- [TASK GOAL]: Repeat each record below exactly, dropping the pictures.

^^^^^^^^

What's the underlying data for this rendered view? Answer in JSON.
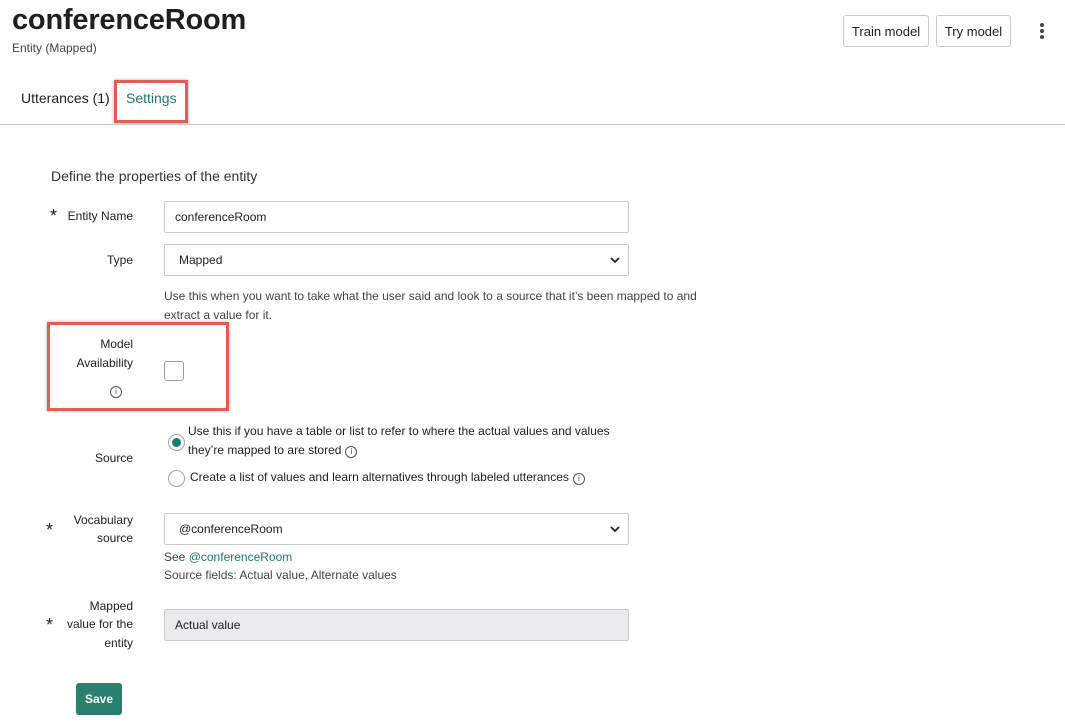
{
  "header": {
    "title": "conferenceRoom",
    "subtitle": "Entity (Mapped)",
    "train_label": "Train model",
    "try_label": "Try model"
  },
  "tabs": [
    {
      "label": "Utterances (1)",
      "active": false
    },
    {
      "label": "Settings",
      "active": true
    }
  ],
  "form": {
    "heading": "Define the properties of the entity",
    "entity_name": {
      "label": "Entity Name",
      "value": "conferenceRoom",
      "required": true
    },
    "type": {
      "label": "Type",
      "value": "Mapped",
      "help": "Use this when you want to take what the user said and look to a source that it’s been mapped to and extract a value for it."
    },
    "model_availability": {
      "label_line1": "Model",
      "label_line2": "Availability",
      "checked": false
    },
    "source": {
      "label": "Source",
      "options": [
        {
          "text": "Use this if you have a table or list to refer to where the actual values and values they’re mapped to are stored",
          "checked": true
        },
        {
          "text": "Create a list of values and learn alternatives through labeled utterances",
          "checked": false
        }
      ]
    },
    "vocabulary_source": {
      "label_line1": "Vocabulary",
      "label_line2": "source",
      "value": "@conferenceRoom",
      "see_prefix": "See",
      "see_link": "@conferenceRoom",
      "source_fields": "Source fields: Actual value, Alternate values",
      "required": true
    },
    "mapped_value": {
      "label_line1": "Mapped",
      "label_line2": "value for the",
      "label_line3": "entity",
      "value": "Actual value",
      "required": true
    },
    "save_label": "Save"
  },
  "colors": {
    "accent": "#1c7a6a",
    "highlight": "#e35d55",
    "save": "#2a7f6f"
  }
}
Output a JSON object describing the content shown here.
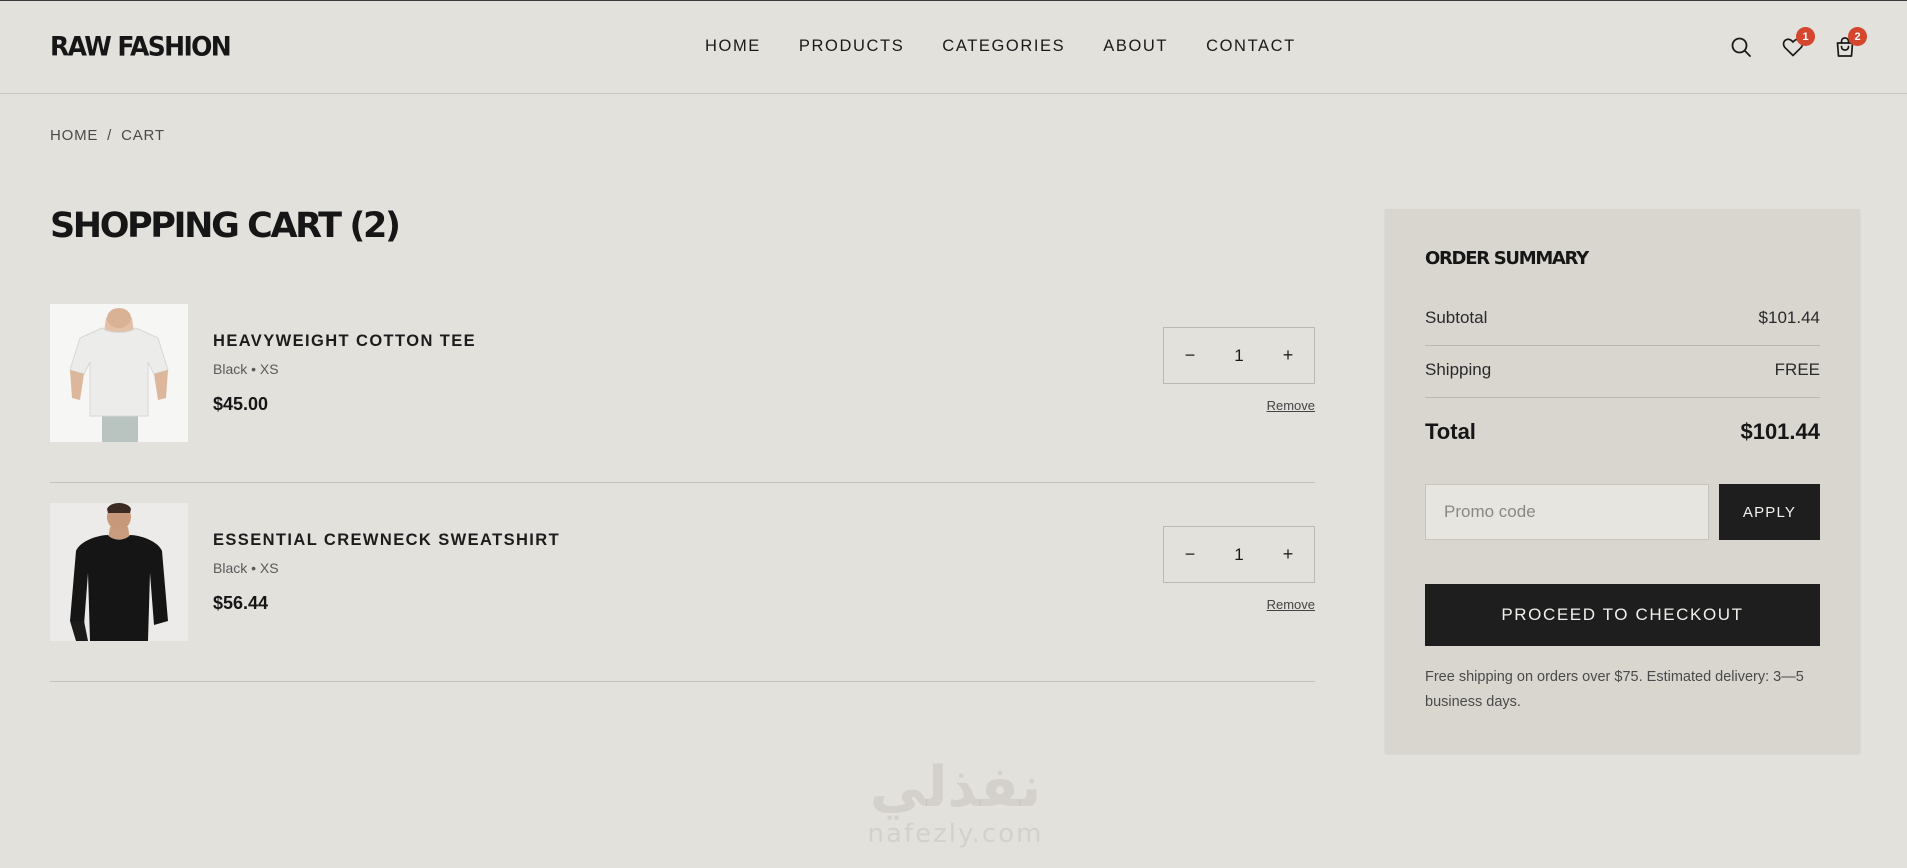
{
  "header": {
    "logo": "RAW FASHION",
    "nav": [
      "HOME",
      "PRODUCTS",
      "CATEGORIES",
      "ABOUT",
      "CONTACT"
    ],
    "icons": {
      "search": "search-icon",
      "wishlist": "heart-icon",
      "cart": "shopping-bag-icon"
    },
    "wishlist_count": "1",
    "cart_count": "2",
    "badge_color": "#d4462d"
  },
  "breadcrumb": {
    "home": "HOME",
    "separator": "/",
    "current": "CART"
  },
  "page_title": "SHOPPING CART (2)",
  "cart": {
    "items": [
      {
        "name": "HEAVYWEIGHT COTTON TEE",
        "variant": "Black • XS",
        "price": "$45.00",
        "quantity": "1",
        "decrement": "−",
        "increment": "+",
        "remove": "Remove",
        "image": "white-tshirt-product-photo"
      },
      {
        "name": "ESSENTIAL CREWNECK SWEATSHIRT",
        "variant": "Black • XS",
        "price": "$56.44",
        "quantity": "1",
        "decrement": "−",
        "increment": "+",
        "remove": "Remove",
        "image": "black-sweatshirt-product-photo"
      }
    ]
  },
  "summary": {
    "title": "ORDER SUMMARY",
    "subtotal_label": "Subtotal",
    "subtotal_value": "$101.44",
    "shipping_label": "Shipping",
    "shipping_value": "FREE",
    "total_label": "Total",
    "total_value": "$101.44",
    "promo_placeholder": "Promo code",
    "apply_label": "APPLY",
    "checkout_label": "PROCEED TO CHECKOUT",
    "note": "Free shipping on orders over $75. Estimated delivery: 3—5 business days."
  },
  "watermark": {
    "arabic": "نفذلي",
    "latin": "nafezly.com"
  }
}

^^^^^^^^

- [WRITTEN REPLY]:
What's the underlying data for this rendered view? Answer in JSON.
{
  "header": {
    "title": "conferenceRoom",
    "subtitle": "Entity (Mapped)",
    "train_label": "Train model",
    "try_label": "Try model"
  },
  "tabs": [
    {
      "label": "Utterances (1)",
      "active": false
    },
    {
      "label": "Settings",
      "active": true
    }
  ],
  "form": {
    "heading": "Define the properties of the entity",
    "entity_name": {
      "label": "Entity Name",
      "value": "conferenceRoom",
      "required": true
    },
    "type": {
      "label": "Type",
      "value": "Mapped",
      "help": "Use this when you want to take what the user said and look to a source that it’s been mapped to and extract a value for it."
    },
    "model_availability": {
      "label_line1": "Model",
      "label_line2": "Availability",
      "checked": false
    },
    "source": {
      "label": "Source",
      "options": [
        {
          "text": "Use this if you have a table or list to refer to where the actual values and values they’re mapped to are stored",
          "checked": true
        },
        {
          "text": "Create a list of values and learn alternatives through labeled utterances",
          "checked": false
        }
      ]
    },
    "vocabulary_source": {
      "label_line1": "Vocabulary",
      "label_line2": "source",
      "value": "@conferenceRoom",
      "see_prefix": "See",
      "see_link": "@conferenceRoom",
      "source_fields": "Source fields: Actual value, Alternate values",
      "required": true
    },
    "mapped_value": {
      "label_line1": "Mapped",
      "label_line2": "value for the",
      "label_line3": "entity",
      "value": "Actual value",
      "required": true
    },
    "save_label": "Save"
  },
  "colors": {
    "accent": "#1c7a6a",
    "highlight": "#e35d55",
    "save": "#2a7f6f"
  }
}
Output a JSON object describing the content shown here.
{
  "header": {
    "logo": "RAW FASHION",
    "nav": [
      "HOME",
      "PRODUCTS",
      "CATEGORIES",
      "ABOUT",
      "CONTACT"
    ],
    "icons": {
      "search": "search-icon",
      "wishlist": "heart-icon",
      "cart": "shopping-bag-icon"
    },
    "wishlist_count": "1",
    "cart_count": "2",
    "badge_color": "#d4462d"
  },
  "breadcrumb": {
    "home": "HOME",
    "separator": "/",
    "current": "CART"
  },
  "page_title": "SHOPPING CART (2)",
  "cart": {
    "items": [
      {
        "name": "HEAVYWEIGHT COTTON TEE",
        "variant": "Black • XS",
        "price": "$45.00",
        "quantity": "1",
        "decrement": "−",
        "increment": "+",
        "remove": "Remove",
        "image": "white-tshirt-product-photo"
      },
      {
        "name": "ESSENTIAL CREWNECK SWEATSHIRT",
        "variant": "Black • XS",
        "price": "$56.44",
        "quantity": "1",
        "decrement": "−",
        "increment": "+",
        "remove": "Remove",
        "image": "black-sweatshirt-product-photo"
      }
    ]
  },
  "summary": {
    "title": "ORDER SUMMARY",
    "subtotal_label": "Subtotal",
    "subtotal_value": "$101.44",
    "shipping_label": "Shipping",
    "shipping_value": "FREE",
    "total_label": "Total",
    "total_value": "$101.44",
    "promo_placeholder": "Promo code",
    "apply_label": "APPLY",
    "checkout_label": "PROCEED TO CHECKOUT",
    "note": "Free shipping on orders over $75. Estimated delivery: 3—5 business days."
  },
  "watermark": {
    "arabic": "نفذلي",
    "latin": "nafezly.com"
  }
}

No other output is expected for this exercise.